* WORK TO DO *
Please copy out the records, word for word, from their first line through the line containing "our-product-bullet-2: -Much sturdier".

* EXERCISE INPUTS *

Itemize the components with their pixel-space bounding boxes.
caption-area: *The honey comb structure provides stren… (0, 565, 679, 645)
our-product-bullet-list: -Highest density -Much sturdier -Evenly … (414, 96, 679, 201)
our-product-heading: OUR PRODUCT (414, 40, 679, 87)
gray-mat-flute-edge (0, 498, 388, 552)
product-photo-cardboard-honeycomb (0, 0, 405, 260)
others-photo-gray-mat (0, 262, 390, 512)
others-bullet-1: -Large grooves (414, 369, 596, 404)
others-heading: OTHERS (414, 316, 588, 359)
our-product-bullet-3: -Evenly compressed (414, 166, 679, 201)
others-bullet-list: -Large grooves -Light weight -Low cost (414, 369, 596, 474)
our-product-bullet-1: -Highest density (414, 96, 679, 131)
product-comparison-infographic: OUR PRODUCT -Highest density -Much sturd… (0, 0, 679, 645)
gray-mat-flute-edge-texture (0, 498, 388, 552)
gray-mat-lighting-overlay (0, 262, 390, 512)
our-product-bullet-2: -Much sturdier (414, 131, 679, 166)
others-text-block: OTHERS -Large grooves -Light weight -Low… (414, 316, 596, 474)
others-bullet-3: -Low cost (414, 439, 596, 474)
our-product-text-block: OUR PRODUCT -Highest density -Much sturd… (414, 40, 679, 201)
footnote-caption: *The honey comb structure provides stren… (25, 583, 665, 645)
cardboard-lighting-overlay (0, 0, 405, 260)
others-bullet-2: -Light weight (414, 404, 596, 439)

* ANSWER TO THE TASK *
Itemize the components with their pixel-space bounding boxes.
caption-area: *The honey comb structure provides stren… (0, 565, 679, 645)
our-product-bullet-list: -Highest density -Much sturdier -Evenly … (414, 96, 679, 201)
our-product-heading: OUR PRODUCT (414, 40, 679, 87)
gray-mat-flute-edge (0, 498, 388, 552)
product-photo-cardboard-honeycomb (0, 0, 405, 260)
others-photo-gray-mat (0, 262, 390, 512)
others-bullet-1: -Large grooves (414, 369, 596, 404)
others-heading: OTHERS (414, 316, 588, 359)
our-product-bullet-3: -Evenly compressed (414, 166, 679, 201)
others-bullet-list: -Large grooves -Light weight -Low cost (414, 369, 596, 474)
our-product-bullet-1: -Highest density (414, 96, 679, 131)
product-comparison-infographic: OUR PRODUCT -Highest density -Much sturd… (0, 0, 679, 645)
gray-mat-flute-edge-texture (0, 498, 388, 552)
gray-mat-lighting-overlay (0, 262, 390, 512)
our-product-bullet-2: -Much sturdier (414, 131, 679, 166)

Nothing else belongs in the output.